Could you transcribe every record below exactly as written, leaving out any pictures?
begin Records shown
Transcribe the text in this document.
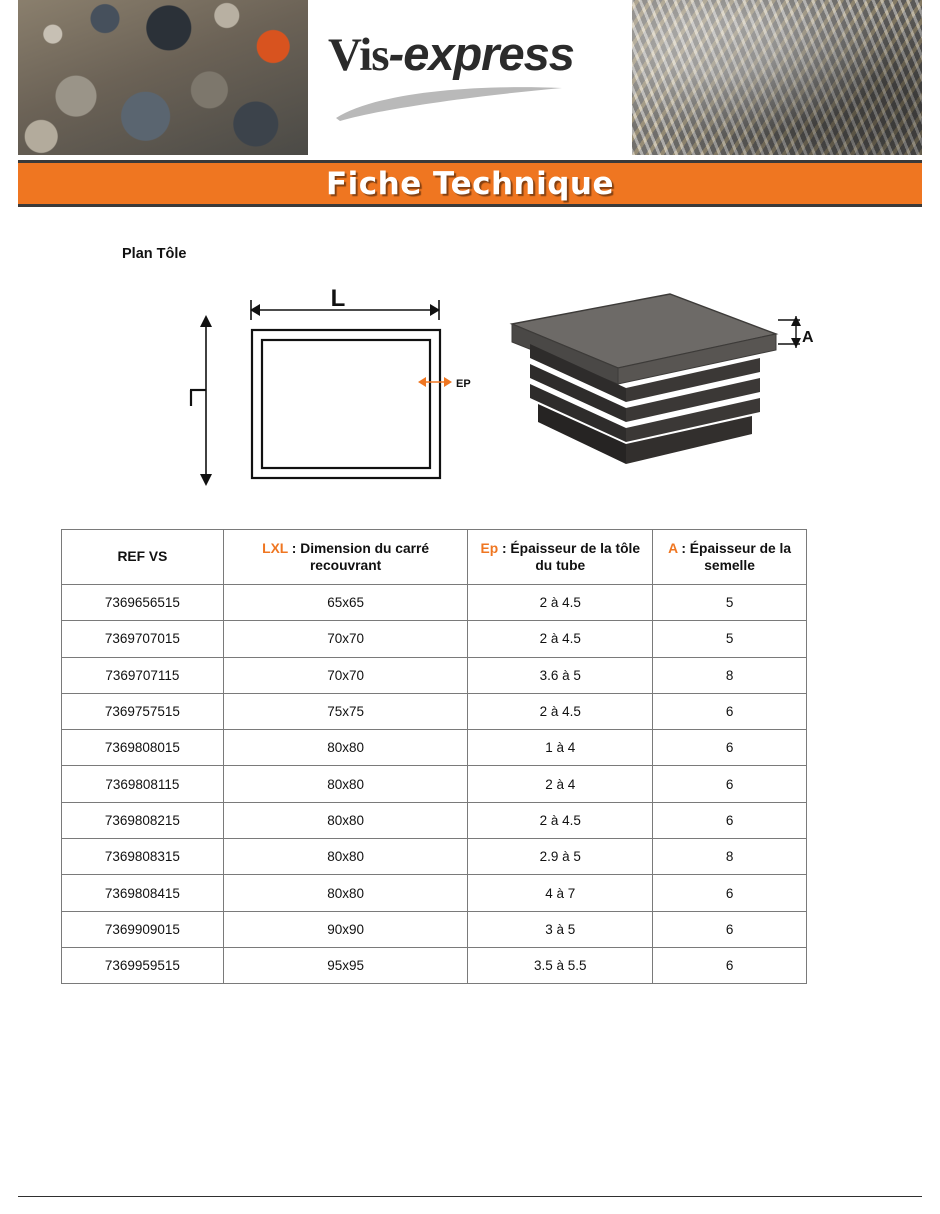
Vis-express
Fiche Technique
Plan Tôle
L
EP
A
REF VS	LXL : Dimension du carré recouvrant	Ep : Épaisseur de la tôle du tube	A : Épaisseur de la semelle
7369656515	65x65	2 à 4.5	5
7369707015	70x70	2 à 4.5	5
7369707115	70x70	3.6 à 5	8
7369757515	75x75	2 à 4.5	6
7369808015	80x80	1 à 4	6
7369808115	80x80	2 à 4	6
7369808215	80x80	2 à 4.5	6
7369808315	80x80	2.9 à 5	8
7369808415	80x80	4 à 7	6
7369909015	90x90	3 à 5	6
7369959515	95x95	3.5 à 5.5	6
end Records shown
◆ **Task solution**
Transcribe the text in this document.
Vis-express
Fiche Technique
Plan Tôle
L
EP
A
REF VS	LXL : Dimension du carré recouvrant	Ep : Épaisseur de la tôle du tube	A : Épaisseur de la semelle
7369656515	65x65	2 à 4.5	5
7369707015	70x70	2 à 4.5	5
7369707115	70x70	3.6 à 5	8
7369757515	75x75	2 à 4.5	6
7369808015	80x80	1 à 4	6
7369808115	80x80	2 à 4	6
7369808215	80x80	2 à 4.5	6
7369808315	80x80	2.9 à 5	8
7369808415	80x80	4 à 7	6
7369909015	90x90	3 à 5	6
7369959515	95x95	3.5 à 5.5	6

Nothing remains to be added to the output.